To do
Drop every picture, then transcribe the remaining data exactly.

Records supplied
· · · ·

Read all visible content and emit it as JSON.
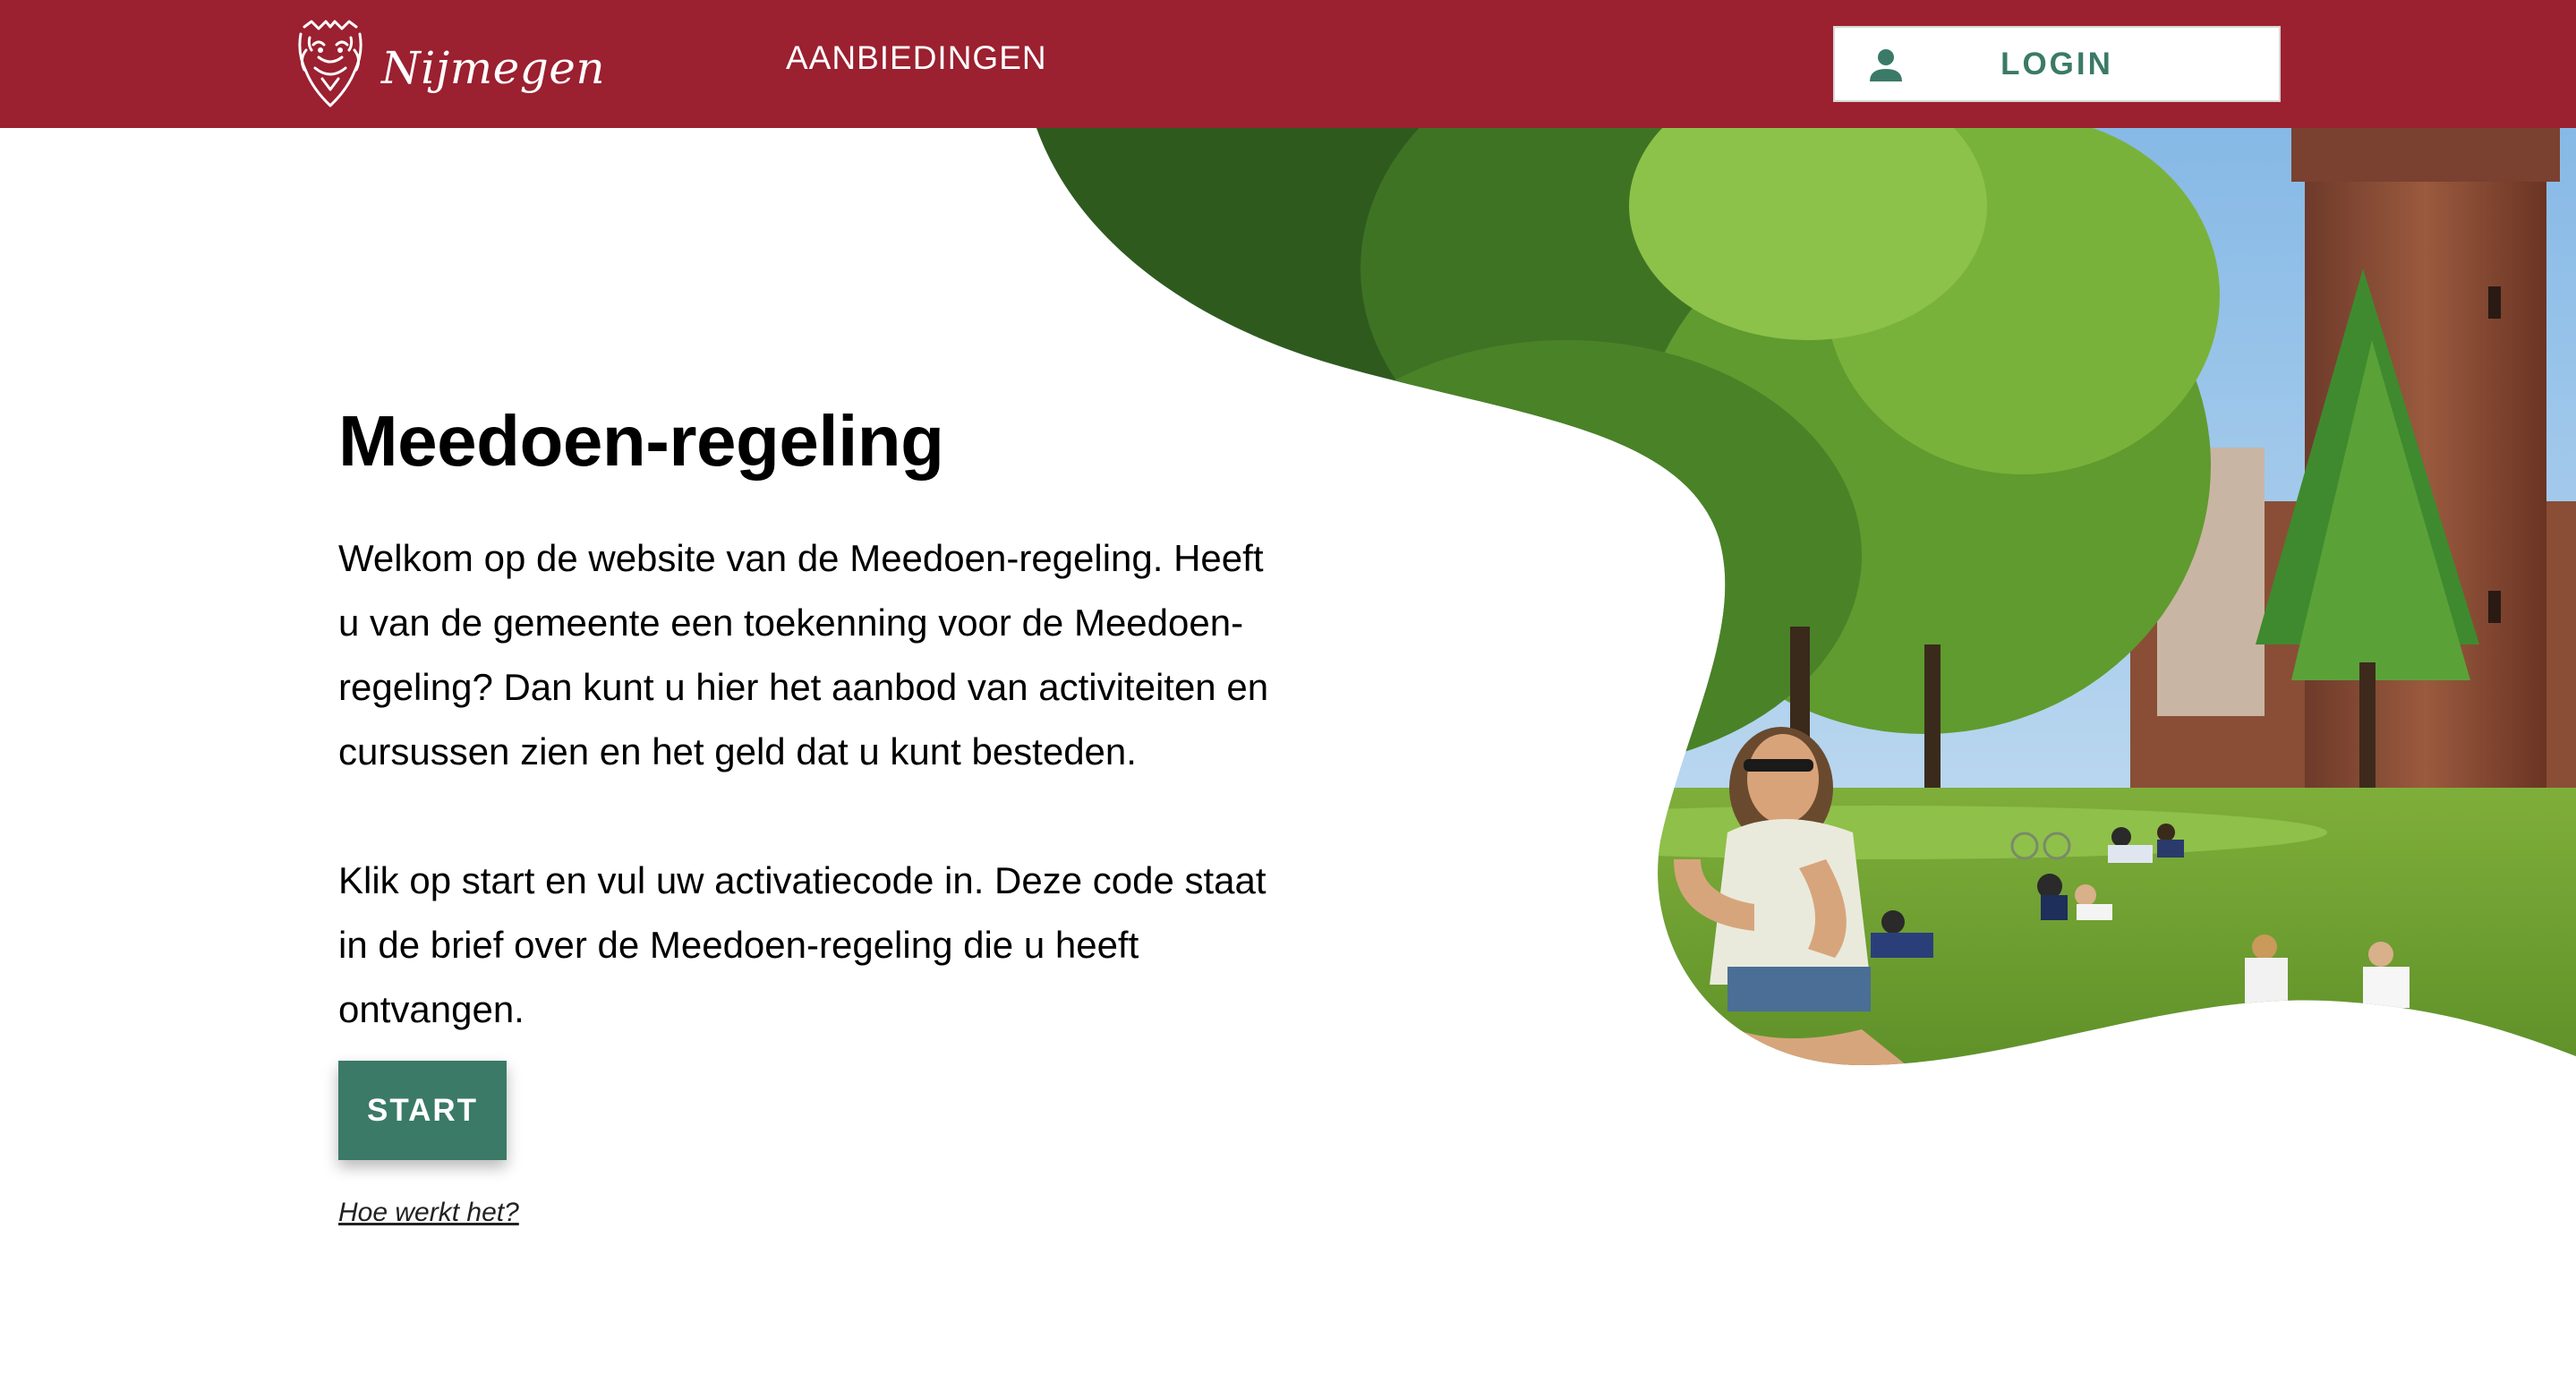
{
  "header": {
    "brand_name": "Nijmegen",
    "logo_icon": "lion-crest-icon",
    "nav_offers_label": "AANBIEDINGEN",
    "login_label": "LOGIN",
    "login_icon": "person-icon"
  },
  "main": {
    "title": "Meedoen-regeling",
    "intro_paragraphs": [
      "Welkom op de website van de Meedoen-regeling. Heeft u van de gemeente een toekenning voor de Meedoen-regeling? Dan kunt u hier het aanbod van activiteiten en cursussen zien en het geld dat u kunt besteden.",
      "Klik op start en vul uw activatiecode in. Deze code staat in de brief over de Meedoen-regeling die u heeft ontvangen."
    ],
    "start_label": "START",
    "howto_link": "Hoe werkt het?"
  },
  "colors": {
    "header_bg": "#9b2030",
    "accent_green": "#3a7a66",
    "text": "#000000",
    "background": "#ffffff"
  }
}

· · · ·

Written answer
Read all visible content and emit it as JSON.
{
  "header": {
    "brand_name": "Nijmegen",
    "logo_icon": "lion-crest-icon",
    "nav_offers_label": "AANBIEDINGEN",
    "login_label": "LOGIN",
    "login_icon": "person-icon"
  },
  "main": {
    "title": "Meedoen-regeling",
    "intro_paragraphs": [
      "Welkom op de website van de Meedoen-regeling. Heeft u van de gemeente een toekenning voor de Meedoen-regeling? Dan kunt u hier het aanbod van activiteiten en cursussen zien en het geld dat u kunt besteden.",
      "Klik op start en vul uw activatiecode in. Deze code staat in de brief over de Meedoen-regeling die u heeft ontvangen."
    ],
    "start_label": "START",
    "howto_link": "Hoe werkt het?"
  },
  "colors": {
    "header_bg": "#9b2030",
    "accent_green": "#3a7a66",
    "text": "#000000",
    "background": "#ffffff"
  }
}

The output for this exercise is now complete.